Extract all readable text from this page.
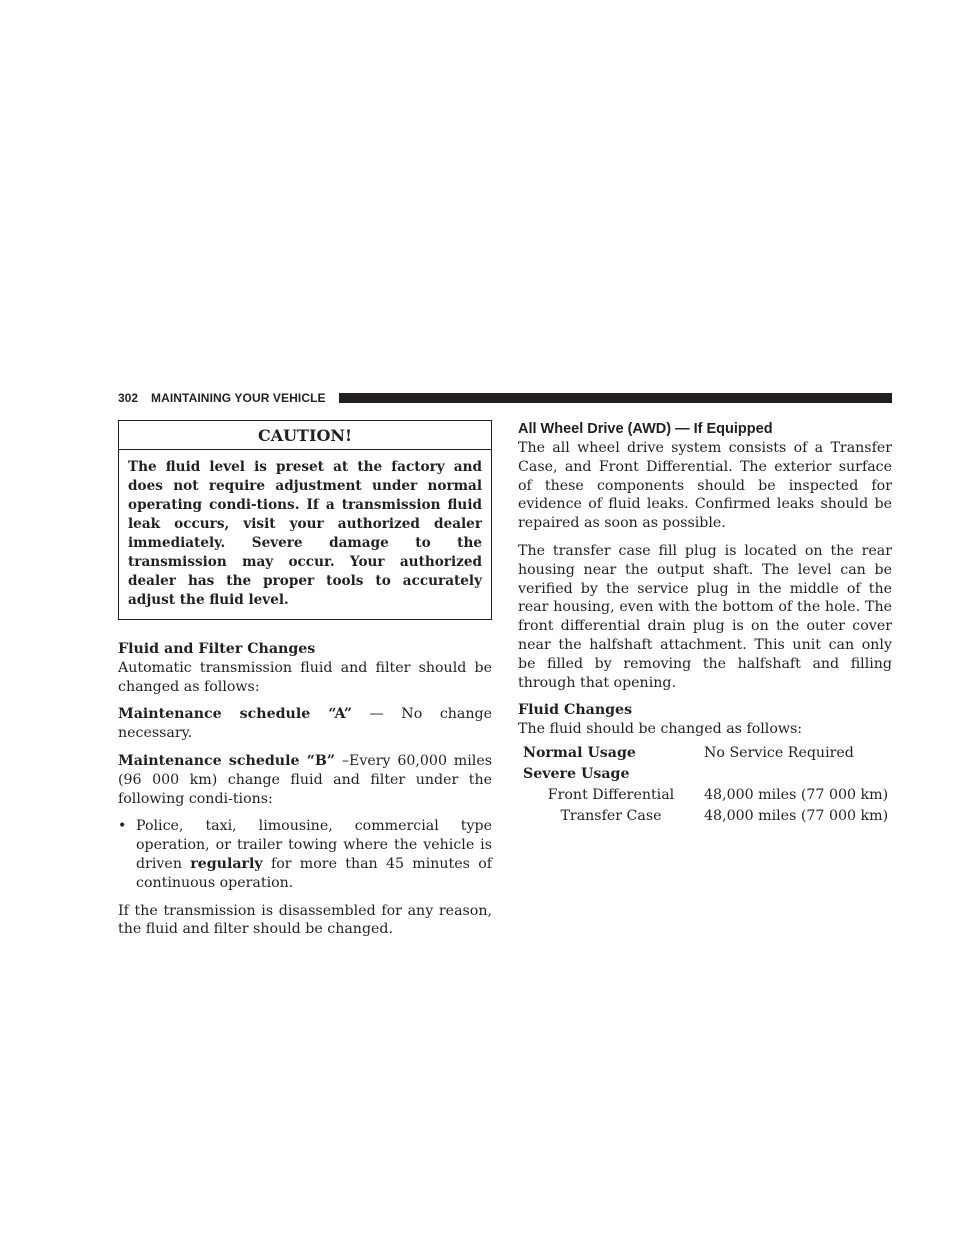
302 MAINTAINING YOUR VEHICLE
CAUTION!
The fluid level is preset at the factory and does not require adjustment under normal operating condi-tions. If a transmission fluid leak occurs, visit your authorized dealer immediately. Severe damage to the transmission may occur. Your authorized dealer has the proper tools to accurately adjust the fluid level.
Fluid and Filter Changes
Automatic transmission fluid and filter should be changed as follows:
Maintenance schedule “A” — No change necessary.
Maintenance schedule “B” –Every 60,000 miles (96 000 km) change fluid and filter under the following condi-tions:
• Police, taxi, limousine, commercial type operation, or trailer towing where the vehicle is driven regularly for more than 45 minutes of continuous operation.
If the transmission is disassembled for any reason, the fluid and filter should be changed.
All Wheel Drive (AWD) — If Equipped
The all wheel drive system consists of a Transfer Case, and Front Differential. The exterior surface of these components should be inspected for evidence of fluid leaks. Confirmed leaks should be repaired as soon as possible.
The transfer case fill plug is located on the rear housing near the output shaft. The level can be verified by the service plug in the middle of the rear housing, even with the bottom of the hole. The front differential drain plug is on the outer cover near the halfshaft attachment. This unit can only be filled by removing the halfshaft and filling through that opening.
Fluid Changes
The fluid should be changed as follows:
Normal Usage	No Service Required
Severe Usage
Front Differential	48,000 miles (77 000 km)
Transfer Case	48,000 miles (77 000 km)
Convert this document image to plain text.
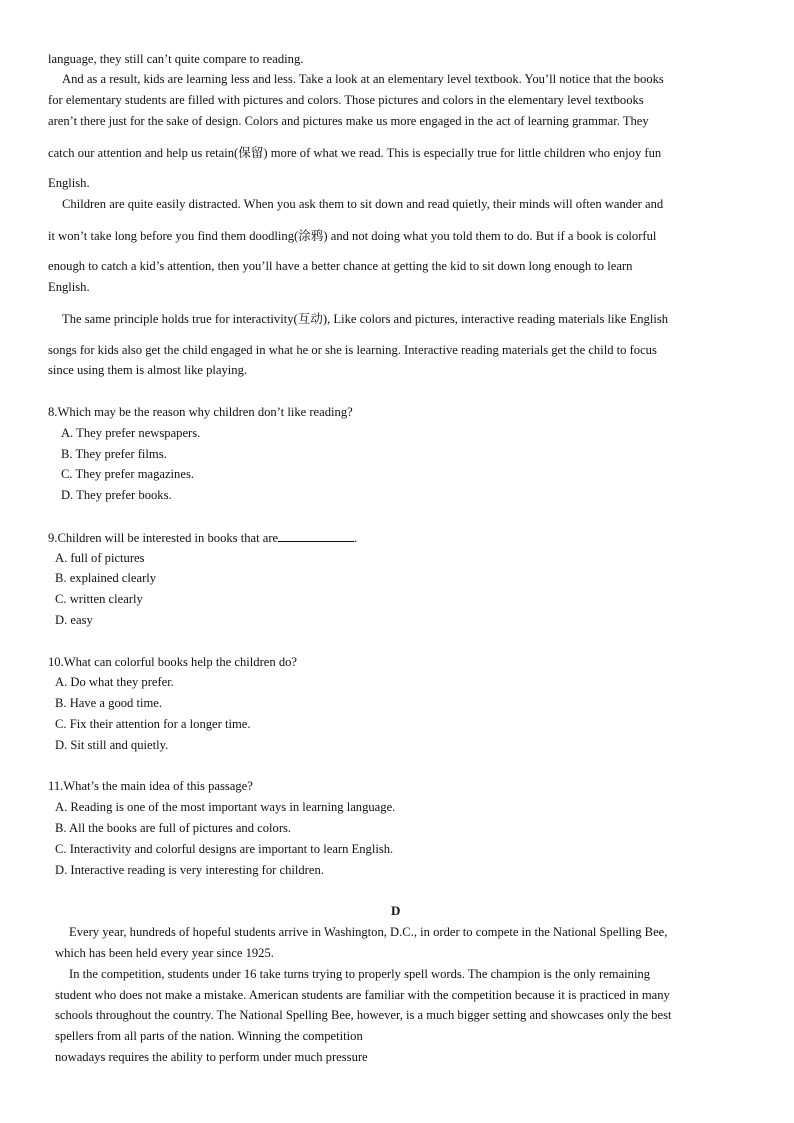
language, they still can’t quite compare to reading.
And as a result, kids are learning less and less. Take a look at an elementary level textbook. You’ll notice that the books
for elementary students are filled with pictures and colors. Those pictures and colors in the elementary level textbooks
aren’t there just for the sake of design. Colors and pictures make us more engaged in the act of learning grammar. They
catch our attention and help us retain(保留) more of what we read. This is especially true for little children who enjoy fun
English.
Children are quite easily distracted. When you ask them to sit down and read quietly, their minds will often wander and
it won’t take long before you find them doodling(涂鸦) and not doing what you told them to do. But if a book is colorful
enough to catch a kid’s attention, then you’ll have a better chance at getting the kid to sit down long enough to learn
English.
The same principle holds true for interactivity(互动), Like colors and pictures, interactive reading materials like English
songs for kids also get the child engaged in what he or she is learning. Interactive reading materials get the child to focus
since using them is almost like playing.
8.Which may be the reason why children don’t like reading?
A. They prefer newspapers.
B. They prefer films.
C. They prefer magazines.
D. They prefer books.
9.Children will be interested in books that are	.
A. full of pictures
B. explained clearly
C. written clearly
D. easy
10.What can colorful books help the children do?
A. Do what they prefer.
B. Have a good time.
C. Fix their attention for a longer time.
D. Sit still and quietly.
11.What’s the main idea of this passage?
A. Reading is one of the most important ways in learning language.
B. All the books are full of pictures and colors.
C. Interactivity and colorful designs are important to learn English.
D. Interactive reading is very interesting for children.
D
Every year, hundreds of hopeful students arrive in Washington, D.C., in order to compete in the National Spelling Bee,
which has been held every year since 1925.
In the competition, students under 16 take turns trying to properly spell words. The champion is the only remaining
student who does not make a mistake. American students are familiar with the competition because it is practiced in many
schools throughout the country. The National Spelling Bee, however, is a much bigger setting and showcases only the best
spellers from all parts of the nation. Winning the competition
nowadays requires the ability to perform under much pressure
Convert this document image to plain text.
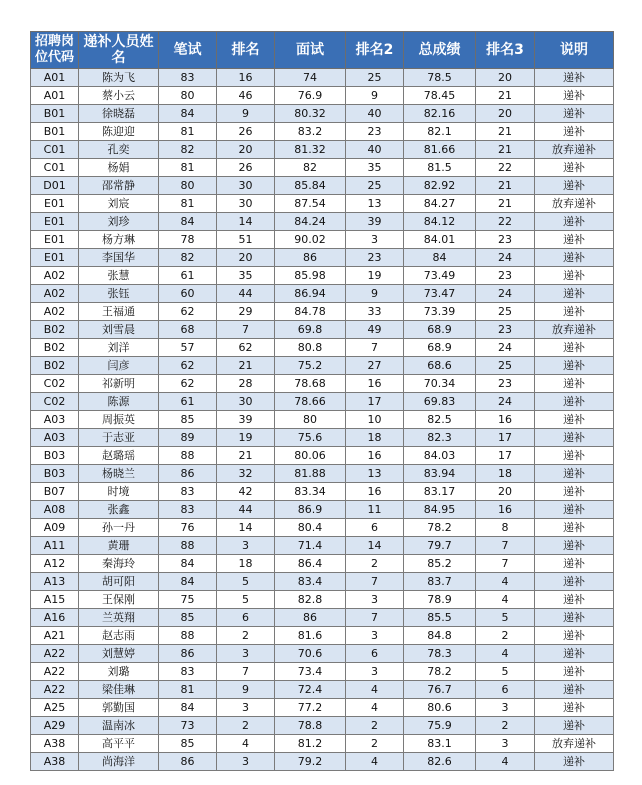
招聘岗位代码	递补人员姓名	笔试	排名	面试	排名2	总成绩	排名3	说明
A01	陈为飞	83	16	74	25	78.5	20	递补
A01	蔡小云	80	46	76.9	9	78.45	21	递补
B01	徐晓磊	84	9	80.32	40	82.16	20	递补
B01	陈迎迎	81	26	83.2	23	82.1	21	递补
C01	孔奕	82	20	81.32	40	81.66	21	放弃递补
C01	杨娟	81	26	82	35	81.5	22	递补
D01	邵常静	80	30	85.84	25	82.92	21	递补
E01	刘宸	81	30	87.54	13	84.27	21	放弃递补
E01	刘珍	84	14	84.24	39	84.12	22	递补
E01	杨方琳	78	51	90.02	3	84.01	23	递补
E01	李国华	82	20	86	23	84	24	递补
A02	张慧	61	35	85.98	19	73.49	23	递补
A02	张钰	60	44	86.94	9	73.47	24	递补
A02	王福通	62	29	84.78	33	73.39	25	递补
B02	刘雪晨	68	7	69.8	49	68.9	23	放弃递补
B02	刘洋	57	62	80.8	7	68.9	24	递补
B02	闫彦	62	21	75.2	27	68.6	25	递补
C02	祁新明	62	28	78.68	16	70.34	23	递补
C02	陈源	61	30	78.66	17	69.83	24	递补
A03	周振英	85	39	80	10	82.5	16	递补
A03	于志亚	89	19	75.6	18	82.3	17	递补
B03	赵璐瑶	88	21	80.06	16	84.03	17	递补
B03	杨晓兰	86	32	81.88	13	83.94	18	递补
B07	时境	83	42	83.34	16	83.17	20	递补
A08	张鑫	83	44	86.9	11	84.95	16	递补
A09	孙一丹	76	14	80.4	6	78.2	8	递补
A11	黄珊	88	3	71.4	14	79.7	7	递补
A12	秦海玲	84	18	86.4	2	85.2	7	递补
A13	胡可阳	84	5	83.4	7	83.7	4	递补
A15	王保刚	75	5	82.8	3	78.9	4	递补
A16	兰英翔	85	6	86	7	85.5	5	递补
A21	赵志雨	88	2	81.6	3	84.8	2	递补
A22	刘慧婷	86	3	70.6	6	78.3	4	递补
A22	刘璐	83	7	73.4	3	78.2	5	递补
A22	梁佳琳	81	9	72.4	4	76.7	6	递补
A25	郭勤国	84	3	77.2	4	80.6	3	递补
A29	温南冰	73	2	78.8	2	75.9	2	递补
A38	高平平	85	4	81.2	2	83.1	3	放弃递补
A38	尚海洋	86	3	79.2	4	82.6	4	递补
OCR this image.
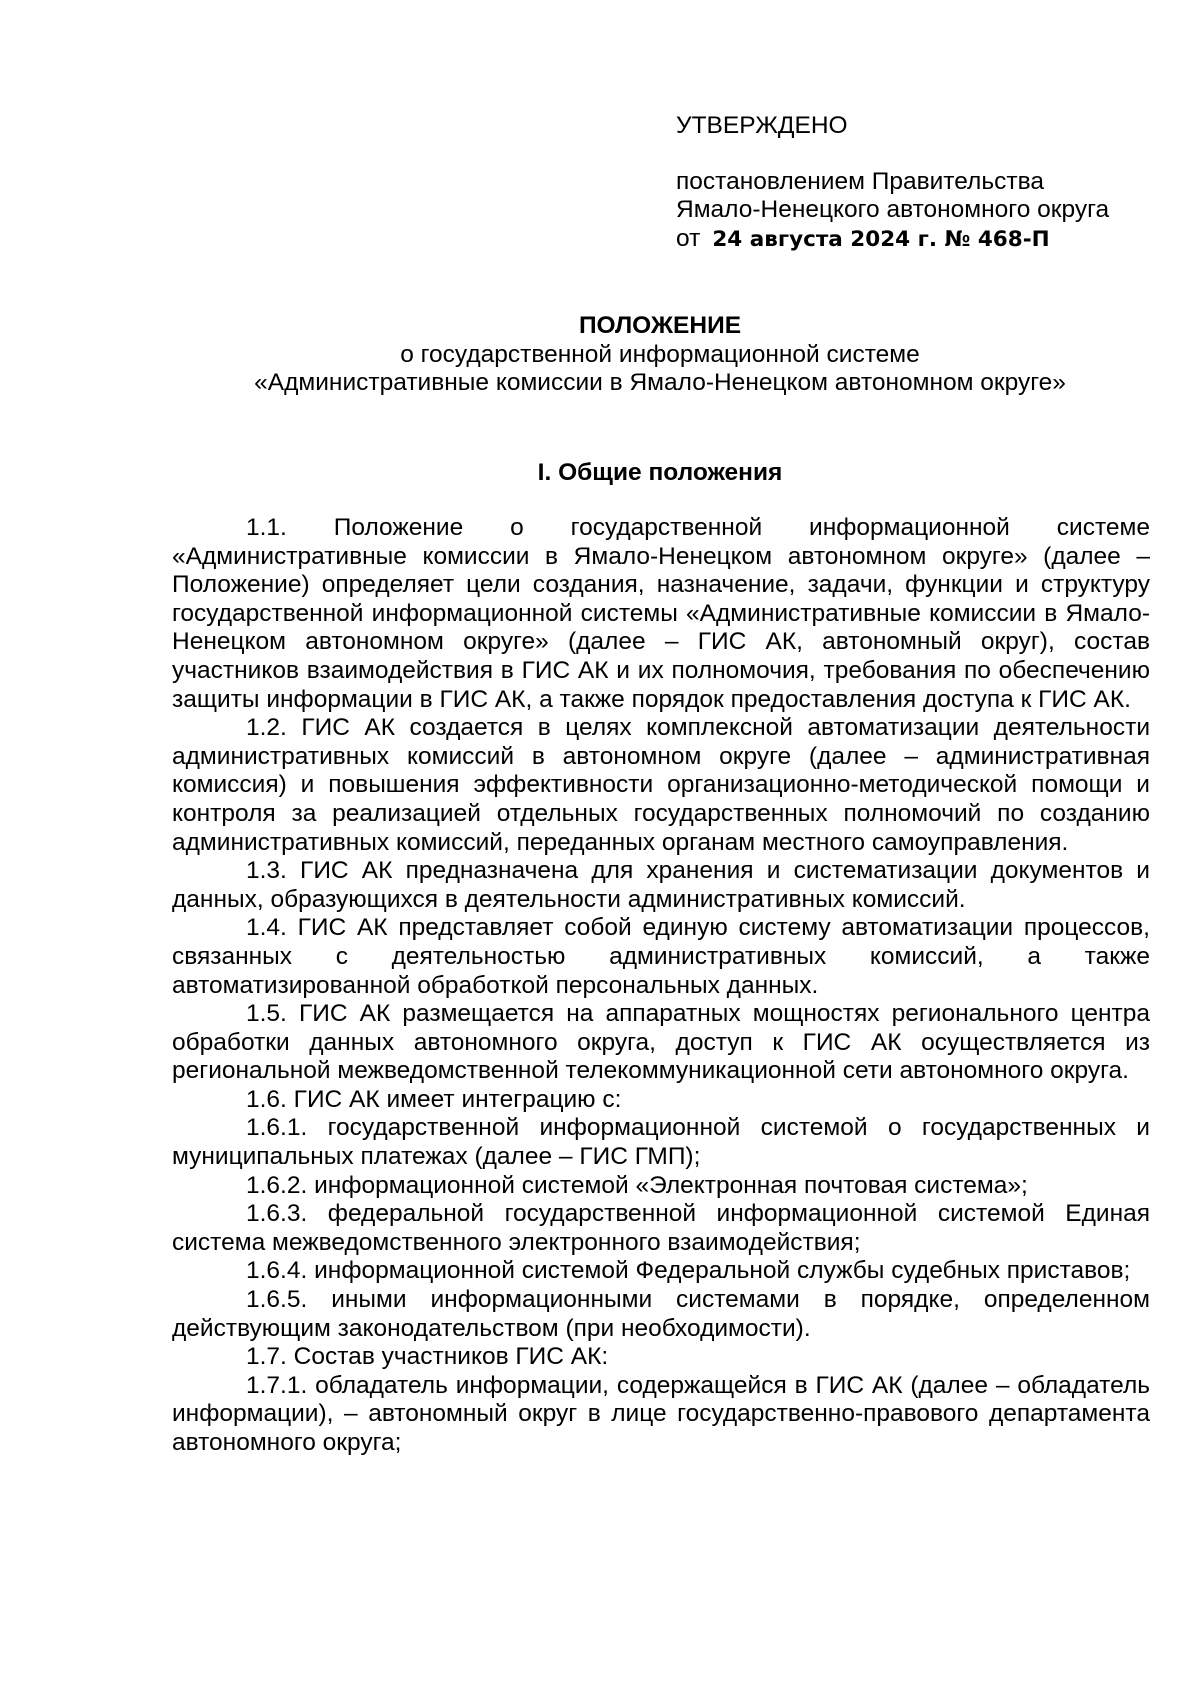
УТВЕРЖДЕНО
постановлением Правительства
Ямало-Ненецкого автономного округа
от 24 августа 2024 г. № 468-П
ПОЛОЖЕНИЕ
о государственной информационной системе
«Административные комиссии в Ямало-Ненецком автономном округе»
I. Общие положения

1.1. Положение о государственной информационной системе «Административные комиссии в Ямало-Ненецком автономном округе» (далее – Положение) определяет цели создания, назначение, задачи, функции и структуру государственной информационной системы «Административные комиссии в Ямало-Ненецком автономном округе» (далее – ГИС АК, автономный округ), состав участников взаимодействия в ГИС АК и их полномочия, требования по обеспечению защиты информации в ГИС АК, а также порядок предоставления доступа к ГИС АК.

1.2. ГИС АК создается в целях комплексной автоматизации деятельности административных комиссий в автономном округе (далее – административная комиссия) и повышения эффективности организационно-методической помощи и контроля за реализацией отдельных государственных полномочий по созданию административных комиссий, переданных органам местного самоуправления.

1.3. ГИС АК предназначена для хранения и систематизации документов и данных, образующихся в деятельности административных комиссий.

1.4. ГИС АК представляет собой единую систему автоматизации процессов, связанных с деятельностью административных комиссий, а также автоматизированной обработкой персональных данных.

1.5. ГИС АК размещается на аппаратных мощностях регионального центра обработки данных автономного округа, доступ к ГИС АК осуществляется из региональной межведомственной телекоммуникационной сети автономного округа.

1.6. ГИС АК имеет интеграцию с:

1.6.1. государственной информационной системой о государственных и муниципальных платежах (далее – ГИС ГМП);

1.6.2. информационной системой «Электронная почтовая система»;

1.6.3. федеральной государственной информационной системой Единая система межведомственного электронного взаимодействия;

1.6.4. информационной системой Федеральной службы судебных приставов;

1.6.5. иными информационными системами в порядке, определенном действующим законодательством (при необходимости).

1.7. Состав участников ГИС АК:

1.7.1. обладатель информации, содержащейся в ГИС АК (далее – обладатель информации), – автономный округ в лице государственно-правового департамента автономного округа;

+ + +

Locate all lines in the listing above with the word "взаимодействия". Copy them.

→ Expected output
1.1. Положение о государственной информационной системе «Административные комиссии в Ямало-Ненецком автономном округе» (далее – Положение) определяет цели создания, назначение, задачи, функции и структуру государственной информационной системы «Административные комиссии в Ямало-Ненецком автономном округе» (далее – ГИС АК, автономный округ), состав участников взаимодействия в ГИС АК и их полномочия, требования по обеспечению защиты информации в ГИС АК, а также порядок предоставления доступа к ГИС АК.
1.6.3. федеральной государственной информационной системой Единая система межведомственного электронного взаимодействия;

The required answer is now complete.